What you should do — Restate the whole listing word for word. Pictures are left out.

----

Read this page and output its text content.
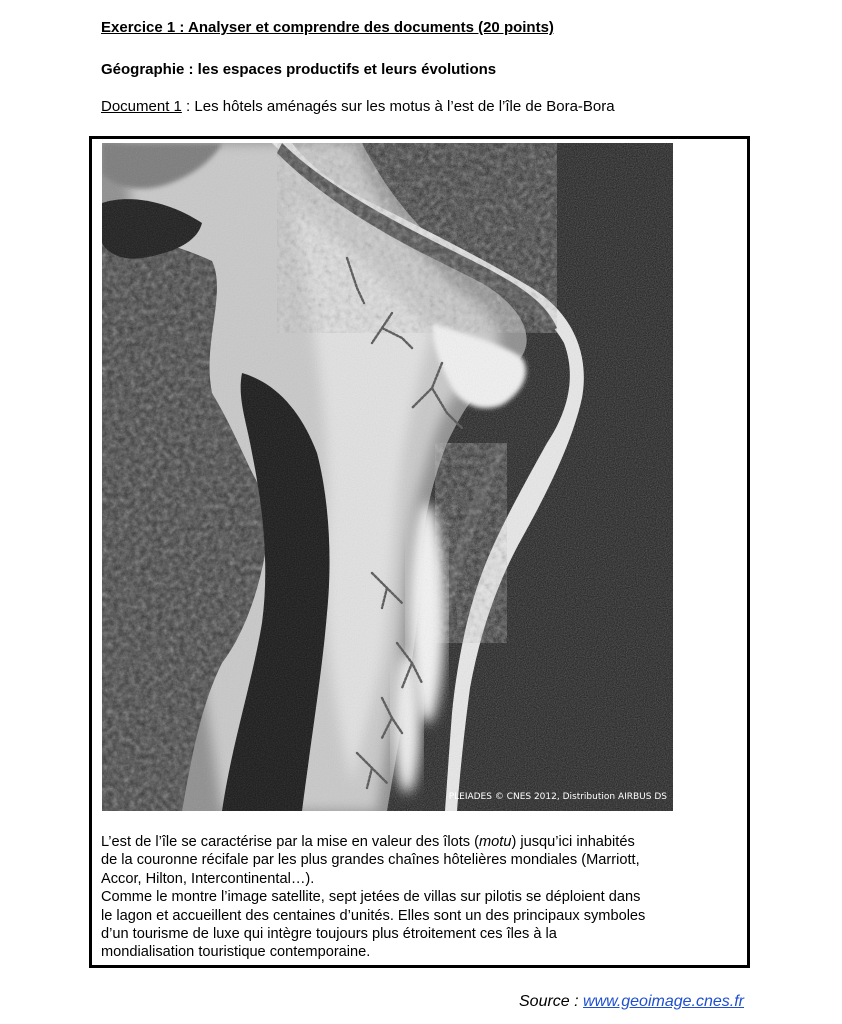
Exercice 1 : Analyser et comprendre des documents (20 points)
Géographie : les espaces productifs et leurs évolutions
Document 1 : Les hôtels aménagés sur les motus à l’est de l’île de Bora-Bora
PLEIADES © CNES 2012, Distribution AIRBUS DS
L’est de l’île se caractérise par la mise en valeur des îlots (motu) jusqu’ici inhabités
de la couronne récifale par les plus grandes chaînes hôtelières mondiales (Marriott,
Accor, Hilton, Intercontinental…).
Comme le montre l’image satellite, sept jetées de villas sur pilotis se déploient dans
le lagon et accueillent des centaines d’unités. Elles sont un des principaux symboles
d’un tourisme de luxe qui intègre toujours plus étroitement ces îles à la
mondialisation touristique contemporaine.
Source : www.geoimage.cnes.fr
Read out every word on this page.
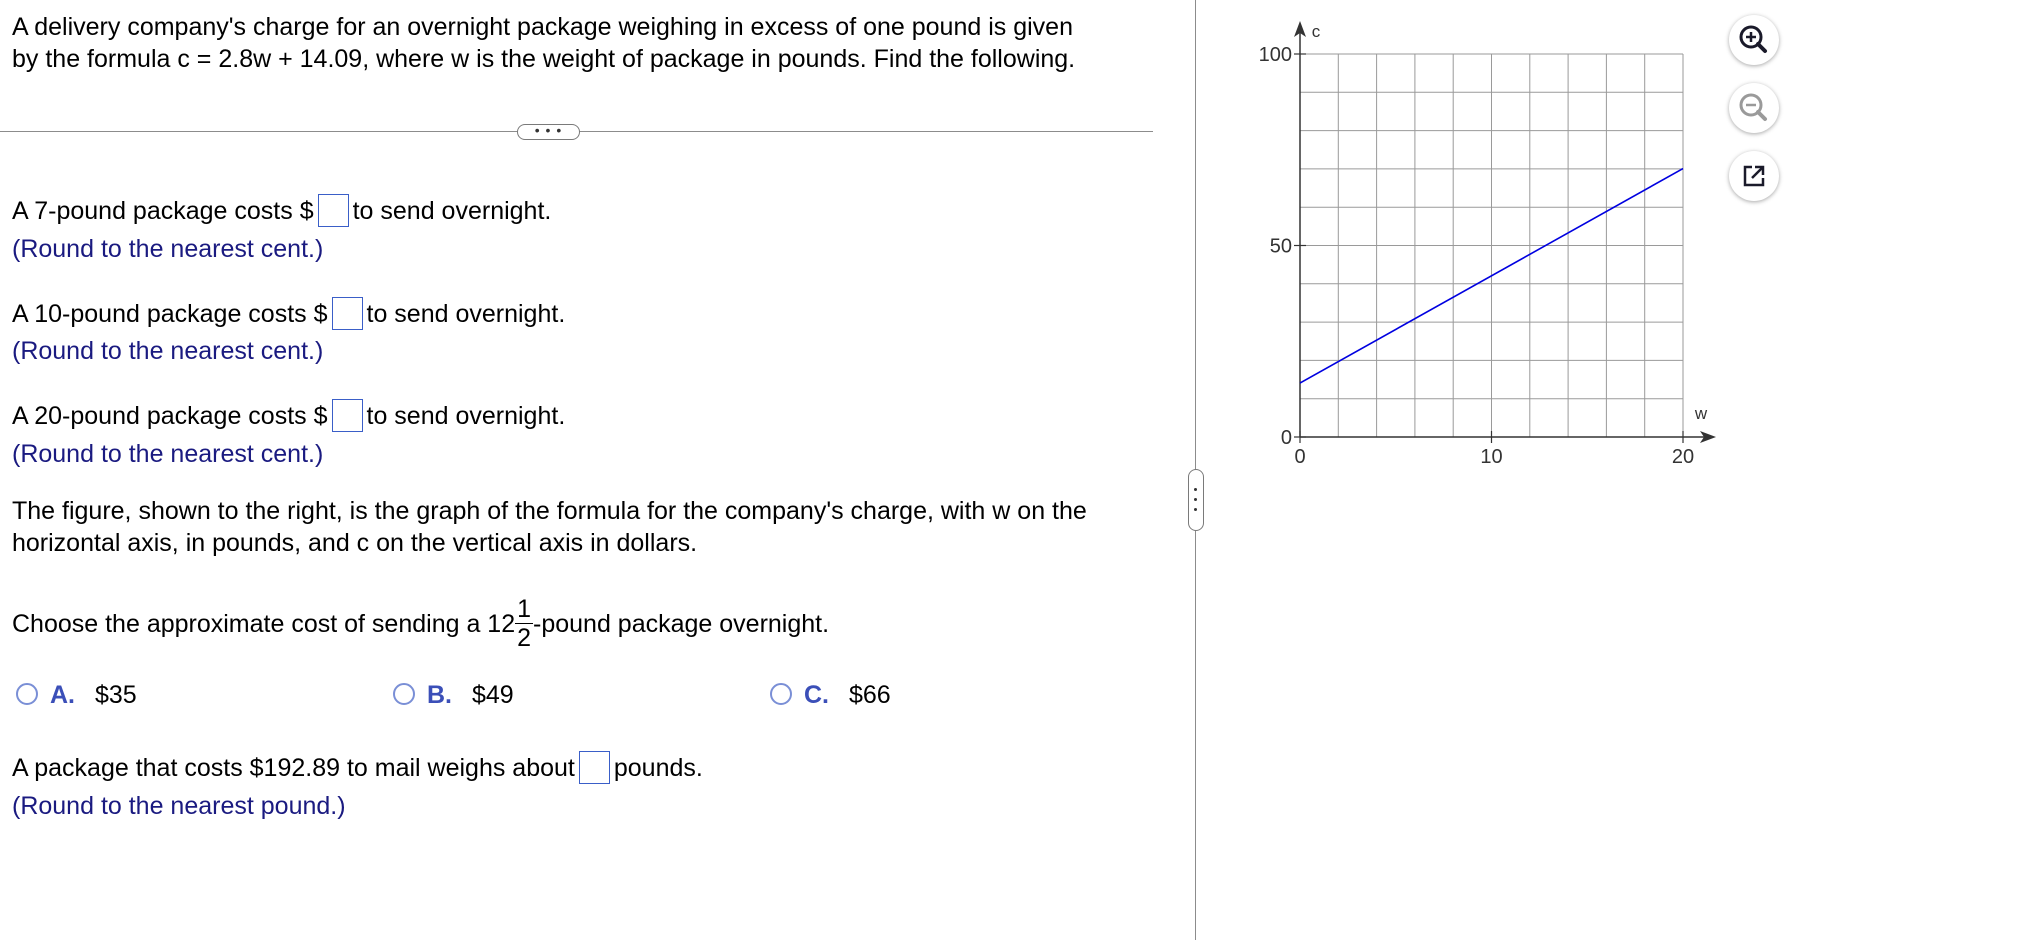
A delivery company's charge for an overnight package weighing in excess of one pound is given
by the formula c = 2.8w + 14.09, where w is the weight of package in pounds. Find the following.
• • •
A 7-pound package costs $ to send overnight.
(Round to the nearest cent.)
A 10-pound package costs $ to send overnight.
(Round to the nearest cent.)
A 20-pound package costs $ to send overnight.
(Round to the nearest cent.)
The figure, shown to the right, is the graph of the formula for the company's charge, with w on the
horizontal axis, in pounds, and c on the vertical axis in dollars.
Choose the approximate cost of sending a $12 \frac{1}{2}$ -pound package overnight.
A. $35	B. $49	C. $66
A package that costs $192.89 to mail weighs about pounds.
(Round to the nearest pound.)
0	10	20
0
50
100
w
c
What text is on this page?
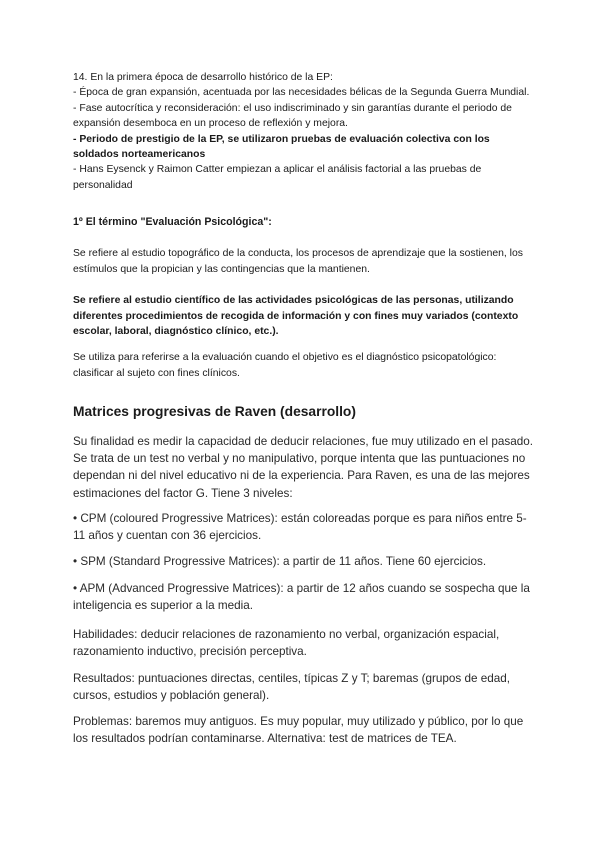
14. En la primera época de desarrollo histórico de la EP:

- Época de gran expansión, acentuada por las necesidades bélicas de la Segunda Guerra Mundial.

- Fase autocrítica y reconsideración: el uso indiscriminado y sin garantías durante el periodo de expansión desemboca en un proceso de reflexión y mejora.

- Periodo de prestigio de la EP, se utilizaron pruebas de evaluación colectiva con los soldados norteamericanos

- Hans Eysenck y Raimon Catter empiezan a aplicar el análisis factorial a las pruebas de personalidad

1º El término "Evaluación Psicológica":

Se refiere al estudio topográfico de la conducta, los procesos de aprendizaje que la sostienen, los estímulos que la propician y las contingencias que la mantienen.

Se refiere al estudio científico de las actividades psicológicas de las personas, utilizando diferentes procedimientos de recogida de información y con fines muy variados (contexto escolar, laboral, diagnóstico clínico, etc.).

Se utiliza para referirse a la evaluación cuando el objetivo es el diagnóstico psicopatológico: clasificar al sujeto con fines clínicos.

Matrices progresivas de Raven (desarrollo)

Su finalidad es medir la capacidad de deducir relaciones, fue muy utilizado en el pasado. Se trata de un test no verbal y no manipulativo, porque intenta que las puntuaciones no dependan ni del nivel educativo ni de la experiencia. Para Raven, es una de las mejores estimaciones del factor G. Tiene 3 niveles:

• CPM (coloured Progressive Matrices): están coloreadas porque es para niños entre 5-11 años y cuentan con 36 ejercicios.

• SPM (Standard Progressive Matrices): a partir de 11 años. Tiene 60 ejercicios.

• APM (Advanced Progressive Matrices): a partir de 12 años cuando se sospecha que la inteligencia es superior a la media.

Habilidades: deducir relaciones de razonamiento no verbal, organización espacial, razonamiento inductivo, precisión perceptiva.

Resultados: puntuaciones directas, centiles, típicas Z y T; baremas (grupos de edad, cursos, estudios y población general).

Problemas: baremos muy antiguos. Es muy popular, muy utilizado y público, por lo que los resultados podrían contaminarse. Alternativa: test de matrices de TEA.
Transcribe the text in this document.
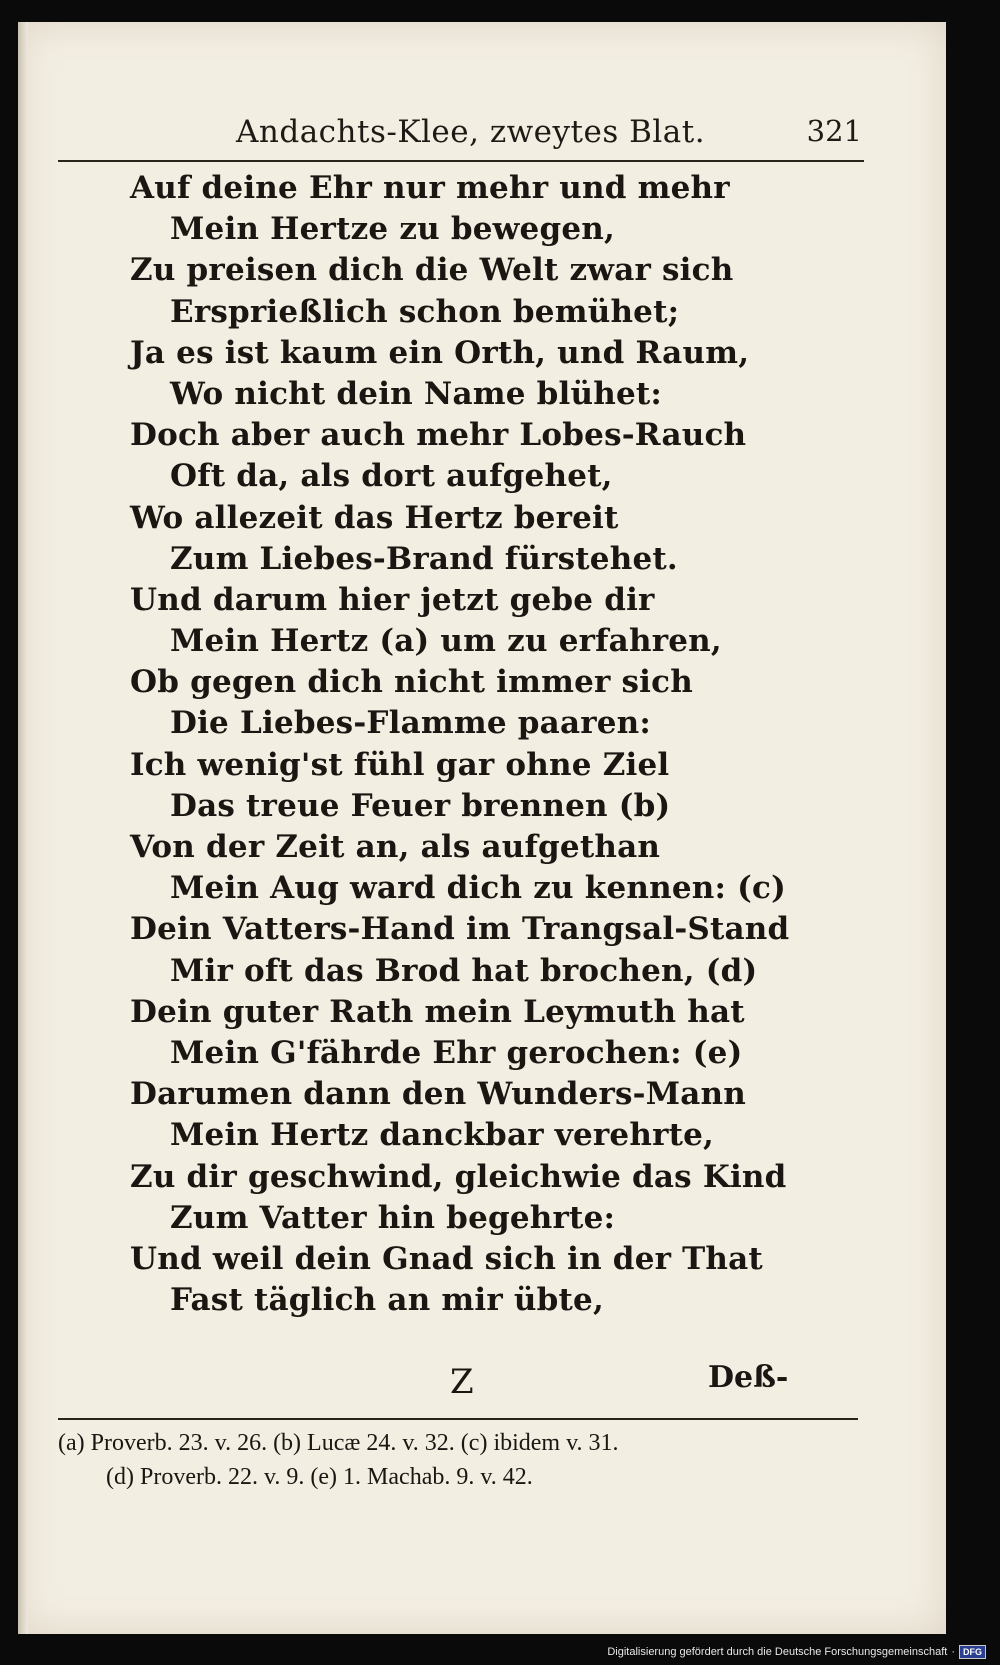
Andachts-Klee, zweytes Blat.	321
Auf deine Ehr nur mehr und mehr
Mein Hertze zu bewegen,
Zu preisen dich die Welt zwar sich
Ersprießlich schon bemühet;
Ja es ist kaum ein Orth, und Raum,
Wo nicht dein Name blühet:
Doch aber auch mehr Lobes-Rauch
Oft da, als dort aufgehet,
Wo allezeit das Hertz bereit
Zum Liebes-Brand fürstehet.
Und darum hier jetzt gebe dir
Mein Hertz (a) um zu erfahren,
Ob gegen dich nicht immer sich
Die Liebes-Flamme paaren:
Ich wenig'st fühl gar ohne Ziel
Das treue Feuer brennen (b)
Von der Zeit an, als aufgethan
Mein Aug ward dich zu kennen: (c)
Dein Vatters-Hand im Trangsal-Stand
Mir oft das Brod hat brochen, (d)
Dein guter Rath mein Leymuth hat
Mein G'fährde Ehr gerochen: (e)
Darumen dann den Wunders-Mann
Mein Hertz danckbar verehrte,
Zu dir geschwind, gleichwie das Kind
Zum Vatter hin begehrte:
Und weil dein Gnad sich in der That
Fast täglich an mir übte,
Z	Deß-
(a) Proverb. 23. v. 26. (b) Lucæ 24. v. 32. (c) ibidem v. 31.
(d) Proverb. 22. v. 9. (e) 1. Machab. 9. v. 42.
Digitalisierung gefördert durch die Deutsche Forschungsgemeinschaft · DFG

----

Completed exercise —
Read this page and output its text content.
Exercice 1 : Analyser et comprendre des documents (20 points)
Géographie : les espaces productifs et leurs évolutions
Document 1 : Les hôtels aménagés sur les motus à l’est de l’île de Bora-Bora
PLEIADES © CNES 2012, Distribution AIRBUS DS
L’est de l’île se caractérise par la mise en valeur des îlots (motu) jusqu’ici inhabités
de la couronne récifale par les plus grandes chaînes hôtelières mondiales (Marriott,
Accor, Hilton, Intercontinental…).
Comme le montre l’image satellite, sept jetées de villas sur pilotis se déploient dans
le lagon et accueillent des centaines d’unités. Elles sont un des principaux symboles
d’un tourisme de luxe qui intègre toujours plus étroitement ces îles à la
mondialisation touristique contemporaine.
Source : www.geoimage.cnes.fr
Read out every word on this page.
A delivery company's charge for an overnight package weighing in excess of one pound is given
by the formula c = 2.8w + 14.09, where w is the weight of package in pounds. Find the following.
• • •
A 7-pound package costs $ to send overnight.
(Round to the nearest cent.)
A 10-pound package costs $ to send overnight.
(Round to the nearest cent.)
A 20-pound package costs $ to send overnight.
(Round to the nearest cent.)
The figure, shown to the right, is the graph of the formula for the company's charge, with w on the
horizontal axis, in pounds, and c on the vertical axis in dollars.
Choose the approximate cost of sending a $12 \frac{1}{2}$ -pound package overnight.
A. $35	B. $49	C. $66
A package that costs $192.89 to mail weighs about pounds.
(Round to the nearest pound.)
0	10	20
0
50
100
w
c
What text is on this page?
14. En la primera época de desarrollo histórico de la EP:

- Época de gran expansión, acentuada por las necesidades bélicas de la Segunda Guerra Mundial.

- Fase autocrítica y reconsideración: el uso indiscriminado y sin garantías durante el periodo de expansión desemboca en un proceso de reflexión y mejora.

- Periodo de prestigio de la EP, se utilizaron pruebas de evaluación colectiva con los soldados norteamericanos

- Hans Eysenck y Raimon Catter empiezan a aplicar el análisis factorial a las pruebas de personalidad

1º El término "Evaluación Psicológica":

Se refiere al estudio topográfico de la conducta, los procesos de aprendizaje que la sostienen, los estímulos que la propician y las contingencias que la mantienen.

Se refiere al estudio científico de las actividades psicológicas de las personas, utilizando diferentes procedimientos de recogida de información y con fines muy variados (contexto escolar, laboral, diagnóstico clínico, etc.).

Se utiliza para referirse a la evaluación cuando el objetivo es el diagnóstico psicopatológico: clasificar al sujeto con fines clínicos.

Matrices progresivas de Raven (desarrollo)

Su finalidad es medir la capacidad de deducir relaciones, fue muy utilizado en el pasado. Se trata de un test no verbal y no manipulativo, porque intenta que las puntuaciones no dependan ni del nivel educativo ni de la experiencia. Para Raven, es una de las mejores estimaciones del factor G. Tiene 3 niveles:

• CPM (coloured Progressive Matrices): están coloreadas porque es para niños entre 5-11 años y cuentan con 36 ejercicios.

• SPM (Standard Progressive Matrices): a partir de 11 años. Tiene 60 ejercicios.

• APM (Advanced Progressive Matrices): a partir de 12 años cuando se sospecha que la inteligencia es superior a la media.

Habilidades: deducir relaciones de razonamiento no verbal, organización espacial, razonamiento inductivo, precisión perceptiva.

Resultados: puntuaciones directas, centiles, típicas Z y T; baremas (grupos de edad, cursos, estudios y población general).

Problemas: baremos muy antiguos. Es muy popular, muy utilizado y público, por lo que los resultados podrían contaminarse. Alternativa: test de matrices de TEA.
Transcribe the text in this document.
Andachts-Klee, zweytes Blat.	321
Auf deine Ehr nur mehr und mehr
Mein Hertze zu bewegen,
Zu preisen dich die Welt zwar sich
Ersprießlich schon bemühet;
Ja es ist kaum ein Orth, und Raum,
Wo nicht dein Name blühet:
Doch aber auch mehr Lobes-Rauch
Oft da, als dort aufgehet,
Wo allezeit das Hertz bereit
Zum Liebes-Brand fürstehet.
Und darum hier jetzt gebe dir
Mein Hertz (a) um zu erfahren,
Ob gegen dich nicht immer sich
Die Liebes-Flamme paaren:
Ich wenig'st fühl gar ohne Ziel
Das treue Feuer brennen (b)
Von der Zeit an, als aufgethan
Mein Aug ward dich zu kennen: (c)
Dein Vatters-Hand im Trangsal-Stand
Mir oft das Brod hat brochen, (d)
Dein guter Rath mein Leymuth hat
Mein G'fährde Ehr gerochen: (e)
Darumen dann den Wunders-Mann
Mein Hertz danckbar verehrte,
Zu dir geschwind, gleichwie das Kind
Zum Vatter hin begehrte:
Und weil dein Gnad sich in der That
Fast täglich an mir übte,
Z	Deß-
(a) Proverb. 23. v. 26. (b) Lucæ 24. v. 32. (c) ibidem v. 31.
(d) Proverb. 22. v. 9. (e) 1. Machab. 9. v. 42.
Digitalisierung gefördert durch die Deutsche Forschungsgemeinschaft · DFG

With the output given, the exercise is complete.